### DESCRIPTION OF THE TASK
Make an exact copy of all the data.

### PROVIDED INFORMATION
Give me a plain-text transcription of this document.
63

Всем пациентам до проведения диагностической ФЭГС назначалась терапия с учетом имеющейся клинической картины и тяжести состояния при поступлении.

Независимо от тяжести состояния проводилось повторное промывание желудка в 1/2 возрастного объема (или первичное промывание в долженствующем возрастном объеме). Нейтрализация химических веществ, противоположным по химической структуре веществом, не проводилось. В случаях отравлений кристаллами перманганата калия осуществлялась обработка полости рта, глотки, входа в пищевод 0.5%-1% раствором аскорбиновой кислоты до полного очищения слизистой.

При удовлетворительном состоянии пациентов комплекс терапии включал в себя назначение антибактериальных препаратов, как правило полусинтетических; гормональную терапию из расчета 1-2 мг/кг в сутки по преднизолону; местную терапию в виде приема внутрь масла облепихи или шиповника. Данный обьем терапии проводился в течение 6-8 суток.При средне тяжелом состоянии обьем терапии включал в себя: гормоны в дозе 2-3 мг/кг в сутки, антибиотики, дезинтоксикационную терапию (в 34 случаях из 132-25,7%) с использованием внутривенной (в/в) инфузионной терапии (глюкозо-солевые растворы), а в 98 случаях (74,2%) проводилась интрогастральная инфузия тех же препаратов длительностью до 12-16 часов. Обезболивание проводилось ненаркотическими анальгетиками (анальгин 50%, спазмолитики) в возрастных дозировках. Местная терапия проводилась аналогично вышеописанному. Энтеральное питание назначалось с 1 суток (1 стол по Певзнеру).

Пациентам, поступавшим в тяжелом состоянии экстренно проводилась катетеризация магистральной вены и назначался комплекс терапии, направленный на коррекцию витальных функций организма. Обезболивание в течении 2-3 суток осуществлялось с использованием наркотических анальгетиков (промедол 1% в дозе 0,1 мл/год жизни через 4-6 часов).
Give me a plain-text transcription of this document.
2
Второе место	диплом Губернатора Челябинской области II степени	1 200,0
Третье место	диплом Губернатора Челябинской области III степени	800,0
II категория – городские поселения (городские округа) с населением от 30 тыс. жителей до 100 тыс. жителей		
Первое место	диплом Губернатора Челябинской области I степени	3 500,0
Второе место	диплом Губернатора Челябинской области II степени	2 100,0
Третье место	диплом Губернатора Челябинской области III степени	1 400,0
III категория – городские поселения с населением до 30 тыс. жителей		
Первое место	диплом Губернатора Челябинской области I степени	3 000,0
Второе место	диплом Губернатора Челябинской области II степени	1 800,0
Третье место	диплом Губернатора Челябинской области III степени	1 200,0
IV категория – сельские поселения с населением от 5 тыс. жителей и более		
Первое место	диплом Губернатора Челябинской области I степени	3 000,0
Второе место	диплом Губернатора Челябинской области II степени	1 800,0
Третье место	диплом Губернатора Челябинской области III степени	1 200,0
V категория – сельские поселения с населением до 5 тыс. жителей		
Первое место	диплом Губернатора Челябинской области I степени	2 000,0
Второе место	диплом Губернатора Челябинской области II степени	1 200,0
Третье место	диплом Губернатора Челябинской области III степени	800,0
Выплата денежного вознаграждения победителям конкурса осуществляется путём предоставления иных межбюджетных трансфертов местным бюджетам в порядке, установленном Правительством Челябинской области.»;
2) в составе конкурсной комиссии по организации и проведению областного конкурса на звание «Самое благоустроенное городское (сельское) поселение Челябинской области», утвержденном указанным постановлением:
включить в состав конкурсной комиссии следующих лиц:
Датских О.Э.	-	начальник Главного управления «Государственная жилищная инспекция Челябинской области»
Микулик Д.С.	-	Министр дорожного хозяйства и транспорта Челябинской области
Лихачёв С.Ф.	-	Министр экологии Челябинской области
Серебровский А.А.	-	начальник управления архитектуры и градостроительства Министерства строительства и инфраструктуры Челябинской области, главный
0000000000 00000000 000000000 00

### RESULT FOR THIS EXERCISE
Give me a plain-text transcription of this document.
63

Всем пациентам до проведения диагностической ФЭГС назначалась терапия с учетом имеющейся клинической картины и тяжести состояния при поступлении.

Независимо от тяжести состояния проводилось повторное промывание желудка в 1/2 возрастного объема (или первичное промывание в долженствующем возрастном объеме). Нейтрализация химических веществ, противоположным по химической структуре веществом, не проводилось. В случаях отравлений кристаллами перманганата калия осуществлялась обработка полости рта, глотки, входа в пищевод 0.5%-1% раствором аскорбиновой кислоты до полного очищения слизистой.

При удовлетворительном состоянии пациентов комплекс терапии включал в себя назначение антибактериальных препаратов, как правило полусинтетических; гормональную терапию из расчета 1-2 мг/кг в сутки по преднизолону; местную терапию в виде приема внутрь масла облепихи или шиповника. Данный обьем терапии проводился в течение 6-8 суток.При средне тяжелом состоянии обьем терапии включал в себя: гормоны в дозе 2-3 мг/кг в сутки, антибиотики, дезинтоксикационную терапию (в 34 случаях из 132-25,7%) с использованием внутривенной (в/в) инфузионной терапии (глюкозо-солевые растворы), а в 98 случаях (74,2%) проводилась интрогастральная инфузия тех же препаратов длительностью до 12-16 часов. Обезболивание проводилось ненаркотическими анальгетиками (анальгин 50%, спазмолитики) в возрастных дозировках. Местная терапия проводилась аналогично вышеописанному. Энтеральное питание назначалось с 1 суток (1 стол по Певзнеру).

Пациентам, поступавшим в тяжелом состоянии экстренно проводилась катетеризация магистральной вены и назначался комплекс терапии, направленный на коррекцию витальных функций организма. Обезболивание в течении 2-3 суток осуществлялось с использованием наркотических анальгетиков (промедол 1% в дозе 0,1 мл/год жизни через 4-6 часов).
Give me a plain-text transcription of this document.
2
Второе место	диплом Губернатора Челябинской области II степени	1 200,0
Третье место	диплом Губернатора Челябинской области III степени	800,0
II категория – городские поселения (городские округа) с населением от 30 тыс. жителей до 100 тыс. жителей		
Первое место	диплом Губернатора Челябинской области I степени	3 500,0
Второе место	диплом Губернатора Челябинской области II степени	2 100,0
Третье место	диплом Губернатора Челябинской области III степени	1 400,0
III категория – городские поселения с населением до 30 тыс. жителей		
Первое место	диплом Губернатора Челябинской области I степени	3 000,0
Второе место	диплом Губернатора Челябинской области II степени	1 800,0
Третье место	диплом Губернатора Челябинской области III степени	1 200,0
IV категория – сельские поселения с населением от 5 тыс. жителей и более		
Первое место	диплом Губернатора Челябинской области I степени	3 000,0
Второе место	диплом Губернатора Челябинской области II степени	1 800,0
Третье место	диплом Губернатора Челябинской области III степени	1 200,0
V категория – сельские поселения с населением до 5 тыс. жителей		
Первое место	диплом Губернатора Челябинской области I степени	2 000,0
Второе место	диплом Губернатора Челябинской области II степени	1 200,0
Третье место	диплом Губернатора Челябинской области III степени	800,0
Выплата денежного вознаграждения победителям конкурса осуществляется путём предоставления иных межбюджетных трансфертов местным бюджетам в порядке, установленном Правительством Челябинской области.»;
2) в составе конкурсной комиссии по организации и проведению областного конкурса на звание «Самое благоустроенное городское (сельское) поселение Челябинской области», утвержденном указанным постановлением:
включить в состав конкурсной комиссии следующих лиц:
Датских О.Э.	-	начальник Главного управления «Государственная жилищная инспекция Челябинской области»
Микулик Д.С.	-	Министр дорожного хозяйства и транспорта Челябинской области
Лихачёв С.Ф.	-	Министр экологии Челябинской области
Серебровский А.А.	-	начальник управления архитектуры и градостроительства Министерства строительства и инфраструктуры Челябинской области, главный
0000000000 00000000 000000000 00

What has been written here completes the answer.